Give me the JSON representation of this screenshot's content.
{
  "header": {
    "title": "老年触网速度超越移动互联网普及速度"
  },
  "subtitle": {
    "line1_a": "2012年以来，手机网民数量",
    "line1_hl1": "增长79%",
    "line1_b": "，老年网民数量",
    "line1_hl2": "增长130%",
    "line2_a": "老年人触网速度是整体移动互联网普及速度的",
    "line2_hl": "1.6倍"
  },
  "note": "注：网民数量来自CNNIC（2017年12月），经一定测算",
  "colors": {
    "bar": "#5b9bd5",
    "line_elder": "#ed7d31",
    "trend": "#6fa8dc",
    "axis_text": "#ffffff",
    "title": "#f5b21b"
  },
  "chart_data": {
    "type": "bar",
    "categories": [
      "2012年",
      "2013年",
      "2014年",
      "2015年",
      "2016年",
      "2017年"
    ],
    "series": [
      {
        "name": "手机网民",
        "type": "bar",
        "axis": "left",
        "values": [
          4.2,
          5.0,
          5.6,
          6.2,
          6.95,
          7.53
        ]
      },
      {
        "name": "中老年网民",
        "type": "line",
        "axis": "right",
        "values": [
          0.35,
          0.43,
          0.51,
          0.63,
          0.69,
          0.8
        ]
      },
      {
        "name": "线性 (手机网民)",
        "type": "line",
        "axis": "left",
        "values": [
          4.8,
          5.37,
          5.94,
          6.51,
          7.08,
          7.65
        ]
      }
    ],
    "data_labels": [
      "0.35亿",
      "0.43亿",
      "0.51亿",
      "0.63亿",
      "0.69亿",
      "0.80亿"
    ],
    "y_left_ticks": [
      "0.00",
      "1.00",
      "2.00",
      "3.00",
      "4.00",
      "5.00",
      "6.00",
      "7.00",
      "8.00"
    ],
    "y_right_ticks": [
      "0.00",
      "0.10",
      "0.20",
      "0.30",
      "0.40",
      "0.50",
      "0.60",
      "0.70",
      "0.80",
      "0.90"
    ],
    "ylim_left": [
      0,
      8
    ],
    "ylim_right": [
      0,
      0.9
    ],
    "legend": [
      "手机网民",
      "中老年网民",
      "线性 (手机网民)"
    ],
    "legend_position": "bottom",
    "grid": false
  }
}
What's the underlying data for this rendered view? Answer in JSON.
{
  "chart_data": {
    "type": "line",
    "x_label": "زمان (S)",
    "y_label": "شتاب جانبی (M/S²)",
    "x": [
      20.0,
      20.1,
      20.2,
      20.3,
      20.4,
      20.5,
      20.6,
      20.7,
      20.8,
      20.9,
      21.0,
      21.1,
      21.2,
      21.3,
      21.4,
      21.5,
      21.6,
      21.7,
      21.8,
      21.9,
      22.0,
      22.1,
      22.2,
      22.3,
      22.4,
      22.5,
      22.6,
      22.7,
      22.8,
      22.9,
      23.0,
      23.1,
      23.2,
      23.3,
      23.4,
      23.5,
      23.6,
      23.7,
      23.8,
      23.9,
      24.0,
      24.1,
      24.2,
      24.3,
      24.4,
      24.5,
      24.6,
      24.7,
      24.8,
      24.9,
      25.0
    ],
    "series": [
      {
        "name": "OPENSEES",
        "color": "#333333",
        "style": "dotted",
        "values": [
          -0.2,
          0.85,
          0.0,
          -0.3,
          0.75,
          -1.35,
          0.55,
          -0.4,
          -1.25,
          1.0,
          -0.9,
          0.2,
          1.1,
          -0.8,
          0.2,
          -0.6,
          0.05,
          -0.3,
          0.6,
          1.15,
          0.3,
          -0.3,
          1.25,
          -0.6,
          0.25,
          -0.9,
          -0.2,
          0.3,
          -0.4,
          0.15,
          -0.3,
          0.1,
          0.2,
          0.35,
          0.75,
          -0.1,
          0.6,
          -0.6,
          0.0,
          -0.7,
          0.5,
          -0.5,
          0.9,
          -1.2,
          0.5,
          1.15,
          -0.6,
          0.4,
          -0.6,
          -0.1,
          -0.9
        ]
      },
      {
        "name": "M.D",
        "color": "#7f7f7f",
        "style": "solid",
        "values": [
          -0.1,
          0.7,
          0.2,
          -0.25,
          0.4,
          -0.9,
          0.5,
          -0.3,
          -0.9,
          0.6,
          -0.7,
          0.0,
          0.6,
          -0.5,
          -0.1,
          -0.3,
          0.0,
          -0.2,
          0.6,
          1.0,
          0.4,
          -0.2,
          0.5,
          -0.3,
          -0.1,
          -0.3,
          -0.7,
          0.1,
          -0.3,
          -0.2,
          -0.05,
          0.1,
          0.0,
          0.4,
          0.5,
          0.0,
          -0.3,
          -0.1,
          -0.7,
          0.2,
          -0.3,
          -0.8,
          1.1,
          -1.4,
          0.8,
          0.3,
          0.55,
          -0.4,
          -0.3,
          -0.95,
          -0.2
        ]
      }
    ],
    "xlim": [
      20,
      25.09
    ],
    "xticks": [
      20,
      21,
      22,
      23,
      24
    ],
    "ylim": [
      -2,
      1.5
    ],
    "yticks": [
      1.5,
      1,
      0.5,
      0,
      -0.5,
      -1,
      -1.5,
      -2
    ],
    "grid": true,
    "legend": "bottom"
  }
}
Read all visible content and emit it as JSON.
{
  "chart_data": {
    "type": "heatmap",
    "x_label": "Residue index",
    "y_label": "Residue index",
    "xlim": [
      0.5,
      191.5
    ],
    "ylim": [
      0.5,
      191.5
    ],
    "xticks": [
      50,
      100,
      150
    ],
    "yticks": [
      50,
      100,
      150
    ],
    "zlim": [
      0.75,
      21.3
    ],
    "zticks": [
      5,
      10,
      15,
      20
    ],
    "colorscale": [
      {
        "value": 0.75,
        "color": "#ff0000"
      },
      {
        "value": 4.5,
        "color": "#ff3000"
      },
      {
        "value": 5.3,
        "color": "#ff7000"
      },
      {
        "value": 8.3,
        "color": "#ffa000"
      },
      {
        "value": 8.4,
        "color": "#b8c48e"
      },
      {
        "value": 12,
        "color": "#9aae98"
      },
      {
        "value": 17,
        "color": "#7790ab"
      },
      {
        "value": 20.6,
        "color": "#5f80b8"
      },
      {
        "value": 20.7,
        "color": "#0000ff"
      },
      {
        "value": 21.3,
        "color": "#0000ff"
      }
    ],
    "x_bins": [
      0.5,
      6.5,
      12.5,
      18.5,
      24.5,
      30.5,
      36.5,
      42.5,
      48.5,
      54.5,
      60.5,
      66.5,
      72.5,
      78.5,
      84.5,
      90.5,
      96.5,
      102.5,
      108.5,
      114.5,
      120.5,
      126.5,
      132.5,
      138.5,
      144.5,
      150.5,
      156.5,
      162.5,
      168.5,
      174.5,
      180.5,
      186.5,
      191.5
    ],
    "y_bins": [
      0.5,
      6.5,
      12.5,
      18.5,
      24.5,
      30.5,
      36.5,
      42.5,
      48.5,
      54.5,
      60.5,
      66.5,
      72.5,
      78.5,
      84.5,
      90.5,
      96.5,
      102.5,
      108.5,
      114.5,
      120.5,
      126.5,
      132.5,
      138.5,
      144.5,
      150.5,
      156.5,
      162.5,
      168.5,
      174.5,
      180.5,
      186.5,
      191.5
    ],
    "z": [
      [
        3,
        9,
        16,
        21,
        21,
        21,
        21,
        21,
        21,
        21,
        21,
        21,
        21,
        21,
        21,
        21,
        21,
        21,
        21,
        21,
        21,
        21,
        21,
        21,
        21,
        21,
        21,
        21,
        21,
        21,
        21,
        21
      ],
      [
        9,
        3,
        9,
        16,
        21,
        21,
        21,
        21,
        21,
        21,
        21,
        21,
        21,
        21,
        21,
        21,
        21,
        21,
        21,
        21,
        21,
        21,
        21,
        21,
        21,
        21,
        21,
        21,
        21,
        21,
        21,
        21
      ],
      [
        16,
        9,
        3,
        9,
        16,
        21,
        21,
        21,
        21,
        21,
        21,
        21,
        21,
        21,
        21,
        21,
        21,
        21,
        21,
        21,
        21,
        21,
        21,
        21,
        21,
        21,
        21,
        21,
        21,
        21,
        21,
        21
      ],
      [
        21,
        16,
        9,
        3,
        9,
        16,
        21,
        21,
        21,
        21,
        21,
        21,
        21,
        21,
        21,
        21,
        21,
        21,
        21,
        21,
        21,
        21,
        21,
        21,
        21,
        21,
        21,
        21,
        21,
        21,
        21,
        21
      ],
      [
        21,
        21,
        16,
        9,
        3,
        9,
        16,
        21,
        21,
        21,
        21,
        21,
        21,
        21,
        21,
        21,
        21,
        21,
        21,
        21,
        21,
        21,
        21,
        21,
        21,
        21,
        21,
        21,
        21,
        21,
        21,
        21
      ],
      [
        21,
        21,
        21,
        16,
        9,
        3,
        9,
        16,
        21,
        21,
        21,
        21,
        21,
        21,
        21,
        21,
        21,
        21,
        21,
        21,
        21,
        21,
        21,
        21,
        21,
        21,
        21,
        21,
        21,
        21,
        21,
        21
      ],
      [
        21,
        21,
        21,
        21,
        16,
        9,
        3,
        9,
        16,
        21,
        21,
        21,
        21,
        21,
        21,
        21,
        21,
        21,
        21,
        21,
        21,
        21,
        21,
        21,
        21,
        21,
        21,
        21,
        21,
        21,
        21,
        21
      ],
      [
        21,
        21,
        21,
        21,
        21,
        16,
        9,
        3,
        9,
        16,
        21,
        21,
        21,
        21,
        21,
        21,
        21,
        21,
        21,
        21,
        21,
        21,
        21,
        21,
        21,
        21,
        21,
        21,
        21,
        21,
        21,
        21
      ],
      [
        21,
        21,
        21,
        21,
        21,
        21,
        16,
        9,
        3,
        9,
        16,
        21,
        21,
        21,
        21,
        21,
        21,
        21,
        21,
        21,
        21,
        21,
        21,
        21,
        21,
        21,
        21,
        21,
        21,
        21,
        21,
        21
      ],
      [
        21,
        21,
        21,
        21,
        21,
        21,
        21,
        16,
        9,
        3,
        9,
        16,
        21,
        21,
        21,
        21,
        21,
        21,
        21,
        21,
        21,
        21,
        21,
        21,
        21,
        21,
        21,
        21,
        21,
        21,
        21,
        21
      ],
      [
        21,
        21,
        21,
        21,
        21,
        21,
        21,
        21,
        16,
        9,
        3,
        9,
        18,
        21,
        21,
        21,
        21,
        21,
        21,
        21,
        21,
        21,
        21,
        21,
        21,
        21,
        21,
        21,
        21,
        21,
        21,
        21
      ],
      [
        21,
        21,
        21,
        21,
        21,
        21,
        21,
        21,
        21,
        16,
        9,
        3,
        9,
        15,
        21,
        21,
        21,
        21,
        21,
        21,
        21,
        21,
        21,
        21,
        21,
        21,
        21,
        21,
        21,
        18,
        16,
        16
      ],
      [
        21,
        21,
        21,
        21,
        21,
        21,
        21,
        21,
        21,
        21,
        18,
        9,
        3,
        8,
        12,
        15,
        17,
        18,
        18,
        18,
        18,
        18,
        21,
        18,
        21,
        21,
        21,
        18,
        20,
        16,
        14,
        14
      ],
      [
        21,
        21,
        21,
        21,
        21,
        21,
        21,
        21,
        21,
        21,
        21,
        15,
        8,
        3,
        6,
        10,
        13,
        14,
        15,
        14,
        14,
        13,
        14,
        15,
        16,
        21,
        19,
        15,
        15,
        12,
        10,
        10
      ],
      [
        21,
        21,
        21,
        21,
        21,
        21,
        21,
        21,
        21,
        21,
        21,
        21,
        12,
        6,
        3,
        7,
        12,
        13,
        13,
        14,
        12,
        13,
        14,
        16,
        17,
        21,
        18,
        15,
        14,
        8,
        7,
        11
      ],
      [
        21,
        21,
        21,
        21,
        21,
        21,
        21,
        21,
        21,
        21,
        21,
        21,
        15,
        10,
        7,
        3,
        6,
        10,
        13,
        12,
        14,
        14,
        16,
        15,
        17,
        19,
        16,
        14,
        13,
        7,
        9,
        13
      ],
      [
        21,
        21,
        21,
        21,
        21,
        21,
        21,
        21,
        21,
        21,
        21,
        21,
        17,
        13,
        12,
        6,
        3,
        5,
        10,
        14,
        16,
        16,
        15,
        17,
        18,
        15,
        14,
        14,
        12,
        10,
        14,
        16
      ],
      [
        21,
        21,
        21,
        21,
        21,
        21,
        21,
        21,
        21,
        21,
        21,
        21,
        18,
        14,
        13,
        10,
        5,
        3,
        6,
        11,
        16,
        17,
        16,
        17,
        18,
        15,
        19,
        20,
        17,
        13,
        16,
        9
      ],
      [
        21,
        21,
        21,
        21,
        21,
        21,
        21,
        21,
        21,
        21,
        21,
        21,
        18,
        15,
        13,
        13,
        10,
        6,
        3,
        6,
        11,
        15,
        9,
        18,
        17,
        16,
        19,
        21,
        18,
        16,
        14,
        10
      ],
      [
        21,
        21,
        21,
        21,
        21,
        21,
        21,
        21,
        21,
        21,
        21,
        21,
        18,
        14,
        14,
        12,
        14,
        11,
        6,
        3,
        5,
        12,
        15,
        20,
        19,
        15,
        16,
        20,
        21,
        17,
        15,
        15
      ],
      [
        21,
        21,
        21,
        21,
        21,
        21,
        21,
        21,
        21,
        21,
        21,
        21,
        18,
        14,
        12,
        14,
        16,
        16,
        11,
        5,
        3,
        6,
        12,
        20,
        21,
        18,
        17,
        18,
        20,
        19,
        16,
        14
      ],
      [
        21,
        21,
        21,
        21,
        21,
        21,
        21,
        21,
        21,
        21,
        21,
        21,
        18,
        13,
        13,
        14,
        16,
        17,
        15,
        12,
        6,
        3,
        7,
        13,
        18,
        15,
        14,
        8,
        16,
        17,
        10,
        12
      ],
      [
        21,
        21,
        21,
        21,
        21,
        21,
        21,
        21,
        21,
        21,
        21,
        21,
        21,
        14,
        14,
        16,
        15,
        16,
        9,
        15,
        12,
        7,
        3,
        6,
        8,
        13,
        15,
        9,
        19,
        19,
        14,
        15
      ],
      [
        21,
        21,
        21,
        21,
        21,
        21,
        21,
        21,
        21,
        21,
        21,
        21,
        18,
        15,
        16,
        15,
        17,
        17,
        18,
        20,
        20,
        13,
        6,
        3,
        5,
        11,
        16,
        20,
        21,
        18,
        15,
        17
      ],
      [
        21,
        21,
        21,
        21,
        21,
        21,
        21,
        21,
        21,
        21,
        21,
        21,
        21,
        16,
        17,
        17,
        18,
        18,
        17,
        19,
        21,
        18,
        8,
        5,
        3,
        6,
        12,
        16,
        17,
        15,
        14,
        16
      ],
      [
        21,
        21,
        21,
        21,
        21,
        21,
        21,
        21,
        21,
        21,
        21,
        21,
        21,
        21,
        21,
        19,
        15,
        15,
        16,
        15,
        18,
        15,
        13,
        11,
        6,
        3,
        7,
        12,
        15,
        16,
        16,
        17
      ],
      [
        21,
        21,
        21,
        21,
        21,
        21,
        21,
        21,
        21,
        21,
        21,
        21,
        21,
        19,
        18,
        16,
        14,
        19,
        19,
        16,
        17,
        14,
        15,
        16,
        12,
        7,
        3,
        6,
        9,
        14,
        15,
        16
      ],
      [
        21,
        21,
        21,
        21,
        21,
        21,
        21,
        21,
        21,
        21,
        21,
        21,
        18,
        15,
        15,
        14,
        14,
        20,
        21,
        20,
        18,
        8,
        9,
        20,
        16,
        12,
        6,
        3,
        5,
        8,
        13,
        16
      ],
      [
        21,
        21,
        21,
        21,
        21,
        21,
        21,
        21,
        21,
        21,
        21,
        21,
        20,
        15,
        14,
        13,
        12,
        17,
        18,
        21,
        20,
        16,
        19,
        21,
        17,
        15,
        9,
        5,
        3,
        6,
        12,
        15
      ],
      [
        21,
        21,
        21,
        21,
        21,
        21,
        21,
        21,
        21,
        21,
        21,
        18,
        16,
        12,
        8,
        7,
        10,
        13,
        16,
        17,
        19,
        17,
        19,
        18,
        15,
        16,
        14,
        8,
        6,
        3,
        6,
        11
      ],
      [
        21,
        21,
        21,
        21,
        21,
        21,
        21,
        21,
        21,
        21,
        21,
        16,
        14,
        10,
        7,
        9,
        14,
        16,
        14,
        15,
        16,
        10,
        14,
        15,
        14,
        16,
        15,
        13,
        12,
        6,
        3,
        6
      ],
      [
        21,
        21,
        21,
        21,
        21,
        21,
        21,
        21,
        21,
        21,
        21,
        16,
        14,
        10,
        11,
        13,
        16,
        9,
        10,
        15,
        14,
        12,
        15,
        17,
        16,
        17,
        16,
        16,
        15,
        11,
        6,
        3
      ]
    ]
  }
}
◇ ◇ ◇ ◇
◆ Problem requirements ◆
Copy each line that contains the word "name".

◆ Answer to this task ◆
        "name": "手机网民",
        "name": "中老年网民",
        "name": "线性 (手机网民)",
        "name": "OPENSEES",
        "name": "M.D",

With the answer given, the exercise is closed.